Dataset rows about figures —

══════════════════════════════

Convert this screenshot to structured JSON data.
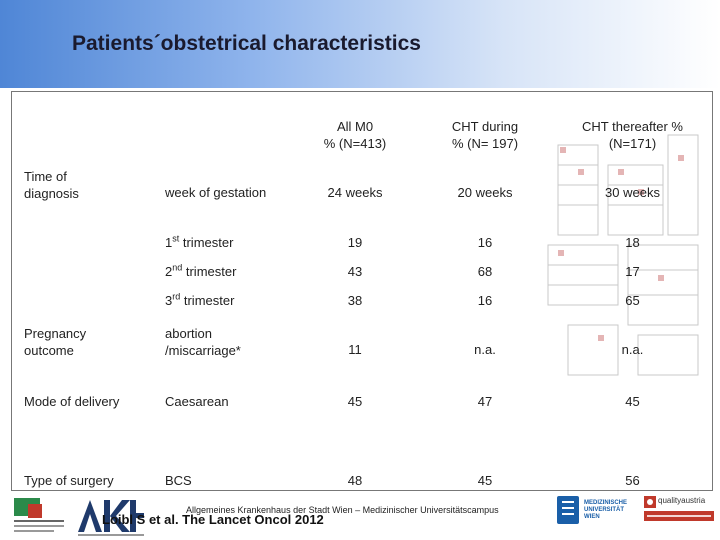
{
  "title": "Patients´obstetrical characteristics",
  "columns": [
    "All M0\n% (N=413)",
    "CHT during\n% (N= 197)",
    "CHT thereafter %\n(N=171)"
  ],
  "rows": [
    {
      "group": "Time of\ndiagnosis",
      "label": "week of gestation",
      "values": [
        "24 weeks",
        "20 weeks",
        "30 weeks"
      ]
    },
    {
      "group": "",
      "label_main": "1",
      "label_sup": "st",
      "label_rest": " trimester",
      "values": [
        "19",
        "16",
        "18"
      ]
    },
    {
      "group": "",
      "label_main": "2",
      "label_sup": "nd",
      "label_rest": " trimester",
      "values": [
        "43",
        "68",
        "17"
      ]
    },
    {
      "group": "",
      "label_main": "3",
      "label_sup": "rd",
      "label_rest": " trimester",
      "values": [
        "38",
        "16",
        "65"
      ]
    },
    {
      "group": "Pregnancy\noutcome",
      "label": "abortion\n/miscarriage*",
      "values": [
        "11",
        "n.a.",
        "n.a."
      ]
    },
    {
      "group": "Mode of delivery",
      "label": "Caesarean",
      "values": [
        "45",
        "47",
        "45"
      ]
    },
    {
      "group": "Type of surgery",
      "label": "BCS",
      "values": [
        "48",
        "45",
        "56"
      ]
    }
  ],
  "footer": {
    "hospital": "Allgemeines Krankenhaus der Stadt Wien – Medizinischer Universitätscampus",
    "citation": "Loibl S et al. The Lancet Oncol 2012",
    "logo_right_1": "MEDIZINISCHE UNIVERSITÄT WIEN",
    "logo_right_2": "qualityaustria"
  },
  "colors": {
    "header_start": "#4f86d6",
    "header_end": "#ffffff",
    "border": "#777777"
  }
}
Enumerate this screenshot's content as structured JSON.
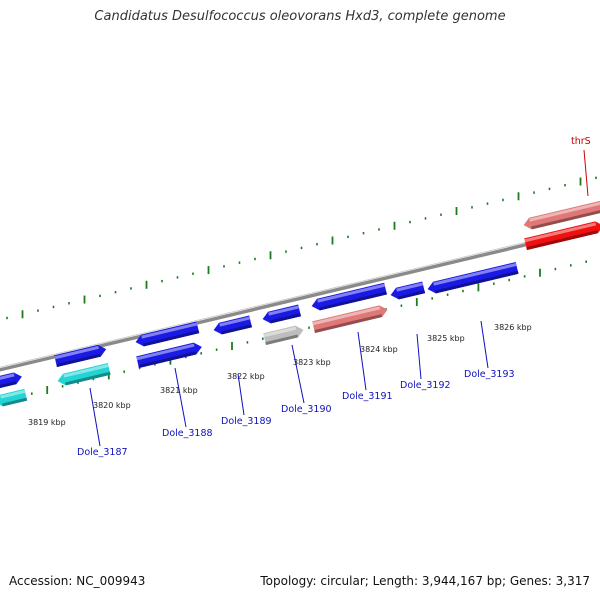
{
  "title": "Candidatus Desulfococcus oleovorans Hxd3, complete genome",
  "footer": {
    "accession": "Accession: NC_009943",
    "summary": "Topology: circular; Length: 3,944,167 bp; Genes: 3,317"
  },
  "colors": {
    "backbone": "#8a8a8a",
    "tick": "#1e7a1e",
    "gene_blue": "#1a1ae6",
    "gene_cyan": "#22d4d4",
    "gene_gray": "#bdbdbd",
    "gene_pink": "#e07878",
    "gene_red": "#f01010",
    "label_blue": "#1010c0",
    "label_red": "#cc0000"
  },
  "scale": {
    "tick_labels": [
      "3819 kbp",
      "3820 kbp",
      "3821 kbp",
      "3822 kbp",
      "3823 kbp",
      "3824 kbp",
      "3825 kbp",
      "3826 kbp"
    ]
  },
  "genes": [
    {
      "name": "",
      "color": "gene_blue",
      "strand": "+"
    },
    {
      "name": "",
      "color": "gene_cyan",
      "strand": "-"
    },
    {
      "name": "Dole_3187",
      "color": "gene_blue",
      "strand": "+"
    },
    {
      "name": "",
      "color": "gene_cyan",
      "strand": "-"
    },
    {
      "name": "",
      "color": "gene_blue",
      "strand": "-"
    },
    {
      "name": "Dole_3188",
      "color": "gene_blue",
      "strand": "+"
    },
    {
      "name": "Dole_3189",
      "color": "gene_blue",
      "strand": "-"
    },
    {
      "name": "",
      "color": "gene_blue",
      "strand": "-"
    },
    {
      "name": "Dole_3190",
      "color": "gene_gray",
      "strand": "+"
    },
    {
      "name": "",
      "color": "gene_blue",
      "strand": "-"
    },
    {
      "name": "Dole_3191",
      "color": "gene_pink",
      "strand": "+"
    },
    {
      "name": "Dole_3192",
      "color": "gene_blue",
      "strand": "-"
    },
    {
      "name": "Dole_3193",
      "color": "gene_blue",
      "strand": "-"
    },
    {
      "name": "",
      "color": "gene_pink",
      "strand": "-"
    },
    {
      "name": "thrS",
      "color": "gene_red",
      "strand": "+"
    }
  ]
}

══════════════════════════════

WHAT IS NEEDED — What is needed is an exact restatement of the lines from the line with "Enumerate this screenshot's" through the final line of the data, pictures excluded.

RESULT OF THE TASK —
Enumerate this screenshot's content as structured JSON.
{
  "title": "Candidatus Desulfococcus oleovorans Hxd3, complete genome",
  "footer": {
    "accession": "Accession: NC_009943",
    "summary": "Topology: circular; Length: 3,944,167 bp; Genes: 3,317"
  },
  "colors": {
    "backbone": "#8a8a8a",
    "tick": "#1e7a1e",
    "gene_blue": "#1a1ae6",
    "gene_cyan": "#22d4d4",
    "gene_gray": "#bdbdbd",
    "gene_pink": "#e07878",
    "gene_red": "#f01010",
    "label_blue": "#1010c0",
    "label_red": "#cc0000"
  },
  "scale": {
    "tick_labels": [
      "3819 kbp",
      "3820 kbp",
      "3821 kbp",
      "3822 kbp",
      "3823 kbp",
      "3824 kbp",
      "3825 kbp",
      "3826 kbp"
    ]
  },
  "genes": [
    {
      "name": "",
      "color": "gene_blue",
      "strand": "+"
    },
    {
      "name": "",
      "color": "gene_cyan",
      "strand": "-"
    },
    {
      "name": "Dole_3187",
      "color": "gene_blue",
      "strand": "+"
    },
    {
      "name": "",
      "color": "gene_cyan",
      "strand": "-"
    },
    {
      "name": "",
      "color": "gene_blue",
      "strand": "-"
    },
    {
      "name": "Dole_3188",
      "color": "gene_blue",
      "strand": "+"
    },
    {
      "name": "Dole_3189",
      "color": "gene_blue",
      "strand": "-"
    },
    {
      "name": "",
      "color": "gene_blue",
      "strand": "-"
    },
    {
      "name": "Dole_3190",
      "color": "gene_gray",
      "strand": "+"
    },
    {
      "name": "",
      "color": "gene_blue",
      "strand": "-"
    },
    {
      "name": "Dole_3191",
      "color": "gene_pink",
      "strand": "+"
    },
    {
      "name": "Dole_3192",
      "color": "gene_blue",
      "strand": "-"
    },
    {
      "name": "Dole_3193",
      "color": "gene_blue",
      "strand": "-"
    },
    {
      "name": "",
      "color": "gene_pink",
      "strand": "-"
    },
    {
      "name": "thrS",
      "color": "gene_red",
      "strand": "+"
    }
  ]
}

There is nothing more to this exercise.